Count the lines in the records below that contain the word "XXXXXXSW", and reply with only that number.

··· Source records

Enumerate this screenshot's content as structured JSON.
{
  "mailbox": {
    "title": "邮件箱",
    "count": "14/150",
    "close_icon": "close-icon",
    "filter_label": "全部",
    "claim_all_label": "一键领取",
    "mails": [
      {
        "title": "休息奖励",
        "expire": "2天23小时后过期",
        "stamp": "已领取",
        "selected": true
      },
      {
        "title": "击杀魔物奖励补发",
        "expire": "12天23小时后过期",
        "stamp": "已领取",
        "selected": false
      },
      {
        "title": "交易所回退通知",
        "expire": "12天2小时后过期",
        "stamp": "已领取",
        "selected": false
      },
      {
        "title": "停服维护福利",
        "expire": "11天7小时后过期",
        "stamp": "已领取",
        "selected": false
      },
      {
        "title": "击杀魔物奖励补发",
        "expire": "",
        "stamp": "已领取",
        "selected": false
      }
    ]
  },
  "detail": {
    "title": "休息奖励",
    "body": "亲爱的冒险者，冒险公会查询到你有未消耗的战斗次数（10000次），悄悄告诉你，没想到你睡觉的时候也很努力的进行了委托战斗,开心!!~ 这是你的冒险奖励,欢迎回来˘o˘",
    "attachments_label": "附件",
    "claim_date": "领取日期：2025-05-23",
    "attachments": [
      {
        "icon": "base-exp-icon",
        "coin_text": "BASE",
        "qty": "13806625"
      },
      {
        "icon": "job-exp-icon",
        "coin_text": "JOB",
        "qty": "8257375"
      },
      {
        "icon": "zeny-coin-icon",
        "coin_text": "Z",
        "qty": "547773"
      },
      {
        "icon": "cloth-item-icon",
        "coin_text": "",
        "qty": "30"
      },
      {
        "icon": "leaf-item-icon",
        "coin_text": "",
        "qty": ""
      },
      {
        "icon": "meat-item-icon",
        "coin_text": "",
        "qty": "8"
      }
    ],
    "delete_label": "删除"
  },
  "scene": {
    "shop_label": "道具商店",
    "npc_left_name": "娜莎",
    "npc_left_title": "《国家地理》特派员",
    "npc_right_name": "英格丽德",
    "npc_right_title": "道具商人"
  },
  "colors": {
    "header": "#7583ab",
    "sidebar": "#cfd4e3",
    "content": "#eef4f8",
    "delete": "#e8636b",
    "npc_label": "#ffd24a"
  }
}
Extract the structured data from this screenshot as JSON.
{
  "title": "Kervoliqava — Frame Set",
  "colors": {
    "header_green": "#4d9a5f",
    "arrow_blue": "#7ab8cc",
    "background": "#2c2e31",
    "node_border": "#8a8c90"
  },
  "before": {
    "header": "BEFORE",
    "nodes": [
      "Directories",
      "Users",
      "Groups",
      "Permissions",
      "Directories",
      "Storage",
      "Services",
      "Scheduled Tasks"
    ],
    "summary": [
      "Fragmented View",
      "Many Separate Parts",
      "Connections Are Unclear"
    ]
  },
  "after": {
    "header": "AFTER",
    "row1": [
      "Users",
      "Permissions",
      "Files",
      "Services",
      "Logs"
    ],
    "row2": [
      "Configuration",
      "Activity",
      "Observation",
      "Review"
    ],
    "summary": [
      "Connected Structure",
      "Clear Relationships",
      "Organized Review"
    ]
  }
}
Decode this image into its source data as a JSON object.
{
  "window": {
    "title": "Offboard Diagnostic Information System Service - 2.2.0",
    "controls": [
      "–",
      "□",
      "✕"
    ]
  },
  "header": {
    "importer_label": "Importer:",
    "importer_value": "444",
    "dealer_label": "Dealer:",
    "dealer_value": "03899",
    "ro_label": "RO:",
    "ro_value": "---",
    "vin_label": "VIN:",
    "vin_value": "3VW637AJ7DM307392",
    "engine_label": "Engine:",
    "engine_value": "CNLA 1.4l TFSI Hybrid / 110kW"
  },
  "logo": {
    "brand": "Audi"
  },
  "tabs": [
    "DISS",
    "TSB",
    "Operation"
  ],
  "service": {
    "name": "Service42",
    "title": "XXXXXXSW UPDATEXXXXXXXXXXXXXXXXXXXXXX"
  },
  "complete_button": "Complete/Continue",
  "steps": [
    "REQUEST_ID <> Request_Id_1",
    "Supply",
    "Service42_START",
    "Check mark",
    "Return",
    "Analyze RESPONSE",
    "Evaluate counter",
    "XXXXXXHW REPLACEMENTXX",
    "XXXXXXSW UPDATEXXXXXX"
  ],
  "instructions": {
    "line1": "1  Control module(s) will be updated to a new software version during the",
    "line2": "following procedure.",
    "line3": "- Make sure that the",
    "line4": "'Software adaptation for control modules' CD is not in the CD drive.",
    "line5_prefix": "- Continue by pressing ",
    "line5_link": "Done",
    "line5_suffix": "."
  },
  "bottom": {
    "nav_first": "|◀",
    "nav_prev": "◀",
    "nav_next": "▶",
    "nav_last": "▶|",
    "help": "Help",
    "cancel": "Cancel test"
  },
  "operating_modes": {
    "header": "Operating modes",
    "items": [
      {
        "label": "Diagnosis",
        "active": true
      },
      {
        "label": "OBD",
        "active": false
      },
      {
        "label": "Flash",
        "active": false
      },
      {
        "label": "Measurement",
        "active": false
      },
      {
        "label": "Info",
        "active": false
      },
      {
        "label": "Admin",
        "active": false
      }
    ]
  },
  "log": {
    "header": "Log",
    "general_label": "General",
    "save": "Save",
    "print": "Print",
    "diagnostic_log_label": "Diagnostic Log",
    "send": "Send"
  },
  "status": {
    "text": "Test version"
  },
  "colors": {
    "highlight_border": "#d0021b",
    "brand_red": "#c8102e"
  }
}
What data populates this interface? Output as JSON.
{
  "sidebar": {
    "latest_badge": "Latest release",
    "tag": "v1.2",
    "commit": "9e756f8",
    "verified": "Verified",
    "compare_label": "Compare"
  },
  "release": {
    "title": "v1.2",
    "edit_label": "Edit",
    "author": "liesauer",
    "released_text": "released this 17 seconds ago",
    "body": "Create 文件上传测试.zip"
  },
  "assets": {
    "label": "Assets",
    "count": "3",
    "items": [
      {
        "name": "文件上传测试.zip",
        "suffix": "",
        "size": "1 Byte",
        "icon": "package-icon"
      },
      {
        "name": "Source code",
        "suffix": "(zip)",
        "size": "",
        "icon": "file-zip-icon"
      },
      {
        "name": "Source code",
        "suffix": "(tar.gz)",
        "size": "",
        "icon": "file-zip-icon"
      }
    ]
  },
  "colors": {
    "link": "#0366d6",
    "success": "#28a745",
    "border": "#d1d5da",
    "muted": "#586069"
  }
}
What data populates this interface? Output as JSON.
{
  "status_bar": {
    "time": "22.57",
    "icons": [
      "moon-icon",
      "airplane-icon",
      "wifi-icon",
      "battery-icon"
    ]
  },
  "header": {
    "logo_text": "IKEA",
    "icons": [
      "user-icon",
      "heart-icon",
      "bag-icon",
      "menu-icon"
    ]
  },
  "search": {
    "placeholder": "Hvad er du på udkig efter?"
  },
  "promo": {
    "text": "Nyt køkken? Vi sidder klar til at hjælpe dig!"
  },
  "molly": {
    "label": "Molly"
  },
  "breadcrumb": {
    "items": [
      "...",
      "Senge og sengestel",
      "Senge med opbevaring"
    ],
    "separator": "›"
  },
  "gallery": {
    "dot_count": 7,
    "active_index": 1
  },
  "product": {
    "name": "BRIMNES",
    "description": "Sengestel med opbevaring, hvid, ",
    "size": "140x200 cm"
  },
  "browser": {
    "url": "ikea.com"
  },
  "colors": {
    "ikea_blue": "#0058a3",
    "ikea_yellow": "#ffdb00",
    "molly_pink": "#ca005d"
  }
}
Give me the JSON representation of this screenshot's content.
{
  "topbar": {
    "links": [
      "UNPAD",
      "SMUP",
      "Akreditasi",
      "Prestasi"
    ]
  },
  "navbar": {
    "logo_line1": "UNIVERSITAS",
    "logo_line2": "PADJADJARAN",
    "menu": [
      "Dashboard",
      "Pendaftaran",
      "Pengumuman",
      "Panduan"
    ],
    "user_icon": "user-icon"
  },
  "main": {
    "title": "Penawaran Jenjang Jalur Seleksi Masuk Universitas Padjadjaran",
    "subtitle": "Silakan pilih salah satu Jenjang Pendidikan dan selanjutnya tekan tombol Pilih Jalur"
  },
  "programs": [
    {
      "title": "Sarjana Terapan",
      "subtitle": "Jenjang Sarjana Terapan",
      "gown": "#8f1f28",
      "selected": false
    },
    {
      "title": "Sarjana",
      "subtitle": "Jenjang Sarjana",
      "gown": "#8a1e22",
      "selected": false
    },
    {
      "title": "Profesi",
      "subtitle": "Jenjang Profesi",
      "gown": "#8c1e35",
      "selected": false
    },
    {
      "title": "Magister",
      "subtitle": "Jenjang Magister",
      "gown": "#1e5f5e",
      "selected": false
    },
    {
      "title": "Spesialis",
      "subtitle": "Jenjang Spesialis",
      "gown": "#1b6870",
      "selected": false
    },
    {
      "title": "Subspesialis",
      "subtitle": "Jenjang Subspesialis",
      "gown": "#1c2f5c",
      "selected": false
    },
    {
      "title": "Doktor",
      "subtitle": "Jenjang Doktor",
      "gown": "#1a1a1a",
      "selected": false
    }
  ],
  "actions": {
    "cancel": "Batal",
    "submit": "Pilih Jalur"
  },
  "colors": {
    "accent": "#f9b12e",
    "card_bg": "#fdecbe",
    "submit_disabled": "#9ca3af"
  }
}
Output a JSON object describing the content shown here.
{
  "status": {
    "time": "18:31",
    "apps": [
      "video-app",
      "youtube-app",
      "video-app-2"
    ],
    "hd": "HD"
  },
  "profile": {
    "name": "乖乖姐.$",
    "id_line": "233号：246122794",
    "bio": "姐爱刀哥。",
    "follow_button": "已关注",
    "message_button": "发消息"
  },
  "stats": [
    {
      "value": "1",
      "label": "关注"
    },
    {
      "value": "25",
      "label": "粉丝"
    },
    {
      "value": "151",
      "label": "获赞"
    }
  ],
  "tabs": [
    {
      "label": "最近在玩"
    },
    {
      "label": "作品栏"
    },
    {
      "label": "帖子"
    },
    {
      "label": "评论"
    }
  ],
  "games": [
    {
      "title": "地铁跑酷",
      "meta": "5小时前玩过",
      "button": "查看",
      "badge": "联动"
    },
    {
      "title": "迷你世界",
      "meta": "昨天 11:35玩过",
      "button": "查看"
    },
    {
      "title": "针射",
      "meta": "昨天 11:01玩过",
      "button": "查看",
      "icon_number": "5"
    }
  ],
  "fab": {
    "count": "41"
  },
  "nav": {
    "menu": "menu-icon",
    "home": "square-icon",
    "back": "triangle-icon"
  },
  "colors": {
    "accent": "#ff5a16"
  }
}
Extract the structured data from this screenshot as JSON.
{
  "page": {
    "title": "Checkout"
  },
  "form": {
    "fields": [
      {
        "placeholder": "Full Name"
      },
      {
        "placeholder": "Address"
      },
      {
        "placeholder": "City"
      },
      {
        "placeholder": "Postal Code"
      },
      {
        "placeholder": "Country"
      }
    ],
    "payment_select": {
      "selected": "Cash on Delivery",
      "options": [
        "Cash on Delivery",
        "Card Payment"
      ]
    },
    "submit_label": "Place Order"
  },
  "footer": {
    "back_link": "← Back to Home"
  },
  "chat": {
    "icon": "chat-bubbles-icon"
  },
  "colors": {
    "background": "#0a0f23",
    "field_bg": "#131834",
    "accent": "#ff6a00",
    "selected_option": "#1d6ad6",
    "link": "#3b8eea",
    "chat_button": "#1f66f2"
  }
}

······

- [Complete output]:
2